# Supplied data:

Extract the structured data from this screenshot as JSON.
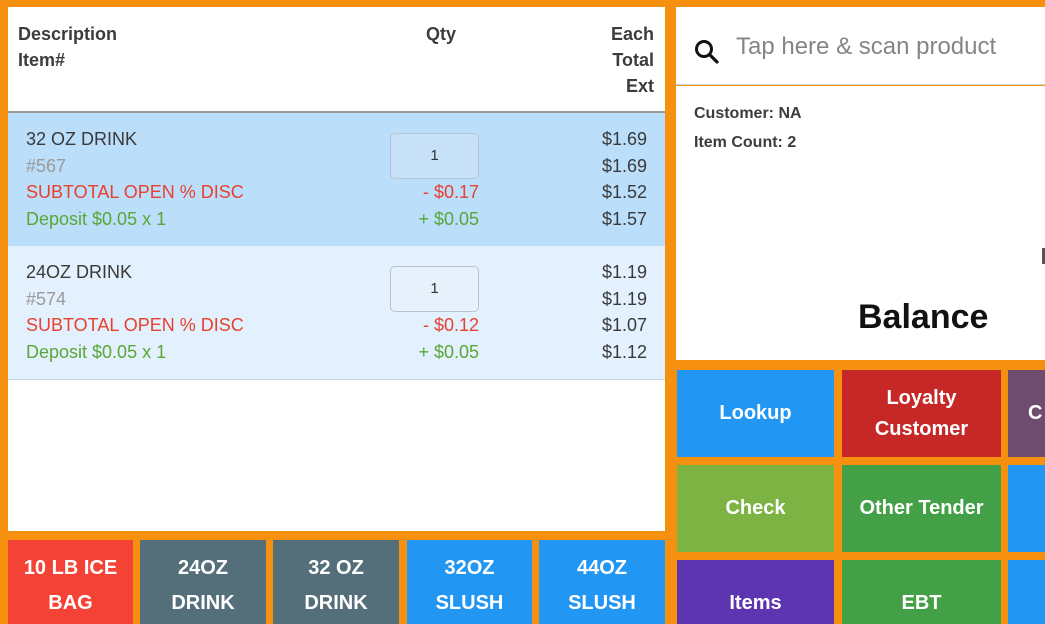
{
  "cart": {
    "headers": {
      "description": "Description",
      "item_num": "Item#",
      "qty": "Qty",
      "each": "Each",
      "total": "Total",
      "ext": "Ext"
    },
    "rows": [
      {
        "name": "32 OZ DRINK",
        "number": "#567",
        "discount_label": "SUBTOTAL OPEN % DISC",
        "deposit_label": "Deposit $0.05 x 1",
        "qty": "1",
        "discount_amount": "- $0.17",
        "deposit_amount": "+ $0.05",
        "each": "$1.69",
        "total": "$1.69",
        "after_discount": "$1.52",
        "ext": "$1.57",
        "selected": true
      },
      {
        "name": "24OZ DRINK",
        "number": "#574",
        "discount_label": "SUBTOTAL OPEN % DISC",
        "deposit_label": "Deposit $0.05 x 1",
        "qty": "1",
        "discount_amount": "- $0.12",
        "deposit_amount": "+ $0.05",
        "each": "$1.19",
        "total": "$1.19",
        "after_discount": "$1.07",
        "ext": "$1.12",
        "selected": false
      }
    ]
  },
  "quick_items": [
    {
      "line1": "10 LB ICE",
      "line2": "BAG",
      "color": "#f44336"
    },
    {
      "line1": "24OZ",
      "line2": "DRINK",
      "color": "#546e7a"
    },
    {
      "line1": "32 OZ",
      "line2": "DRINK",
      "color": "#546e7a"
    },
    {
      "line1": "32OZ",
      "line2": "SLUSH",
      "color": "#2196f3"
    },
    {
      "line1": "44OZ",
      "line2": "SLUSH",
      "color": "#2196f3"
    }
  ],
  "search": {
    "icon": "search-icon",
    "placeholder": "Tap here & scan product"
  },
  "info": {
    "customer": "Customer: NA",
    "item_count": "Item Count: 2",
    "balance_label": "Balance"
  },
  "actions": [
    {
      "label": "Lookup",
      "color": "#2196f3"
    },
    {
      "label_line1": "Loyalty",
      "label_line2": "Customer",
      "color": "#c62828"
    },
    {
      "label": "C",
      "color": "#6d4c6e"
    },
    {
      "label": "Check",
      "color": "#7cb342"
    },
    {
      "label": "Other Tender",
      "color": "#43a047"
    },
    {
      "label": "",
      "color": "#2196f3"
    },
    {
      "label": "Items",
      "color": "#5e35b1"
    },
    {
      "label": "EBT",
      "color": "#43a047"
    },
    {
      "label": "",
      "color": "#2196f3"
    }
  ],
  "colors": {
    "frame": "#f5910f",
    "selected_row": "#bbdefa",
    "row": "#e2f1fd",
    "discount": "#e8412e",
    "deposit": "#5aa637"
  }
}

# What you should do:
Repeat the data above exactly, but not the pictures.

# Exercise result:
Extract the structured data from this screenshot as JSON.
{
  "cart": {
    "headers": {
      "description": "Description",
      "item_num": "Item#",
      "qty": "Qty",
      "each": "Each",
      "total": "Total",
      "ext": "Ext"
    },
    "rows": [
      {
        "name": "32 OZ DRINK",
        "number": "#567",
        "discount_label": "SUBTOTAL OPEN % DISC",
        "deposit_label": "Deposit $0.05 x 1",
        "qty": "1",
        "discount_amount": "- $0.17",
        "deposit_amount": "+ $0.05",
        "each": "$1.69",
        "total": "$1.69",
        "after_discount": "$1.52",
        "ext": "$1.57",
        "selected": true
      },
      {
        "name": "24OZ DRINK",
        "number": "#574",
        "discount_label": "SUBTOTAL OPEN % DISC",
        "deposit_label": "Deposit $0.05 x 1",
        "qty": "1",
        "discount_amount": "- $0.12",
        "deposit_amount": "+ $0.05",
        "each": "$1.19",
        "total": "$1.19",
        "after_discount": "$1.07",
        "ext": "$1.12",
        "selected": false
      }
    ]
  },
  "quick_items": [
    {
      "line1": "10 LB ICE",
      "line2": "BAG",
      "color": "#f44336"
    },
    {
      "line1": "24OZ",
      "line2": "DRINK",
      "color": "#546e7a"
    },
    {
      "line1": "32 OZ",
      "line2": "DRINK",
      "color": "#546e7a"
    },
    {
      "line1": "32OZ",
      "line2": "SLUSH",
      "color": "#2196f3"
    },
    {
      "line1": "44OZ",
      "line2": "SLUSH",
      "color": "#2196f3"
    }
  ],
  "search": {
    "icon": "search-icon",
    "placeholder": "Tap here & scan product"
  },
  "info": {
    "customer": "Customer: NA",
    "item_count": "Item Count: 2",
    "balance_label": "Balance"
  },
  "actions": [
    {
      "label": "Lookup",
      "color": "#2196f3"
    },
    {
      "label_line1": "Loyalty",
      "label_line2": "Customer",
      "color": "#c62828"
    },
    {
      "label": "C",
      "color": "#6d4c6e"
    },
    {
      "label": "Check",
      "color": "#7cb342"
    },
    {
      "label": "Other Tender",
      "color": "#43a047"
    },
    {
      "label": "",
      "color": "#2196f3"
    },
    {
      "label": "Items",
      "color": "#5e35b1"
    },
    {
      "label": "EBT",
      "color": "#43a047"
    },
    {
      "label": "",
      "color": "#2196f3"
    }
  ],
  "colors": {
    "frame": "#f5910f",
    "selected_row": "#bbdefa",
    "row": "#e2f1fd",
    "discount": "#e8412e",
    "deposit": "#5aa637"
  }
}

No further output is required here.